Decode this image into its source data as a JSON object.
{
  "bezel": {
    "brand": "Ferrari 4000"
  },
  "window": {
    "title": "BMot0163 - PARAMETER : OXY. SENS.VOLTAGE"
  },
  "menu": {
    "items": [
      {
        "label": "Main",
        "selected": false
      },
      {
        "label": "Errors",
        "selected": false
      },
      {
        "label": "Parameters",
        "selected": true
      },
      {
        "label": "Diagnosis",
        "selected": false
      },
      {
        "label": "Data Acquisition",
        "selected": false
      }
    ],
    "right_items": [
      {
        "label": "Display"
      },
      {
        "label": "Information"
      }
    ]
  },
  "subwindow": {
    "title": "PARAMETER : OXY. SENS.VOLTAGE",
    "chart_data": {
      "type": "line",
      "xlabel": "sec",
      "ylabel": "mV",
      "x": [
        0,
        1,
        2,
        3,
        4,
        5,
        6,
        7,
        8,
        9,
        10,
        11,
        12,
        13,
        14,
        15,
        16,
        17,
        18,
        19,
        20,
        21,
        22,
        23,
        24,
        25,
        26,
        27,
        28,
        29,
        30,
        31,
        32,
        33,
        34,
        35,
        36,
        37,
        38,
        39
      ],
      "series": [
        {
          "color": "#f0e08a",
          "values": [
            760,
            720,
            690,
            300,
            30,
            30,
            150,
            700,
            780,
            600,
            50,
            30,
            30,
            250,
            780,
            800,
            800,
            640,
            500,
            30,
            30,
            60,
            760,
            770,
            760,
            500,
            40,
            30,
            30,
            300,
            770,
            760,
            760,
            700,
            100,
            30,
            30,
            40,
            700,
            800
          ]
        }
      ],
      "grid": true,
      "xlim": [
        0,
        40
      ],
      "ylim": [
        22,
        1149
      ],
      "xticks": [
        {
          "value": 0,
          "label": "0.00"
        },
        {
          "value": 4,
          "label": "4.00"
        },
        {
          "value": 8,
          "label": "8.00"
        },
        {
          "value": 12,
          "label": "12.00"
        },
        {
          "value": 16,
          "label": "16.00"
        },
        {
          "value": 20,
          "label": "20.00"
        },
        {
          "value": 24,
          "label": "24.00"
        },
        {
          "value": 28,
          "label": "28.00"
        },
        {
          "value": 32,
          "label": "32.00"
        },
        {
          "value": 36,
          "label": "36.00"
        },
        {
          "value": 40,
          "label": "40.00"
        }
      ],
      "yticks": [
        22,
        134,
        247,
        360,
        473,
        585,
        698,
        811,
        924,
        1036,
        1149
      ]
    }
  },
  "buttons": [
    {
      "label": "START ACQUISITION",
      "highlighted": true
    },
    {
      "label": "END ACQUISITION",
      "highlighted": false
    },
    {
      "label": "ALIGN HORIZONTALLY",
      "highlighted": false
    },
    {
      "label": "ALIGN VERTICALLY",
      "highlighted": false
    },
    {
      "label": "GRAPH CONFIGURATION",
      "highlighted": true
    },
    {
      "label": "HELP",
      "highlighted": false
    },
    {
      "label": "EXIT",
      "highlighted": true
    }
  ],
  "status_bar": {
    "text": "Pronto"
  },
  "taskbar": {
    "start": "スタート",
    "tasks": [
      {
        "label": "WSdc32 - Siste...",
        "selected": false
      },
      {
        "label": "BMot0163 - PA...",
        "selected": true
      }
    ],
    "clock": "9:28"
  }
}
__________
## EXERCISE GOAL
Select all lines in the listing above where the word "ALIGN" appears, and show them.

## SOLUTION FOR THIS PROBLEM
      "label": "ALIGN HORIZONTALLY",
      "label": "ALIGN VERTICALLY",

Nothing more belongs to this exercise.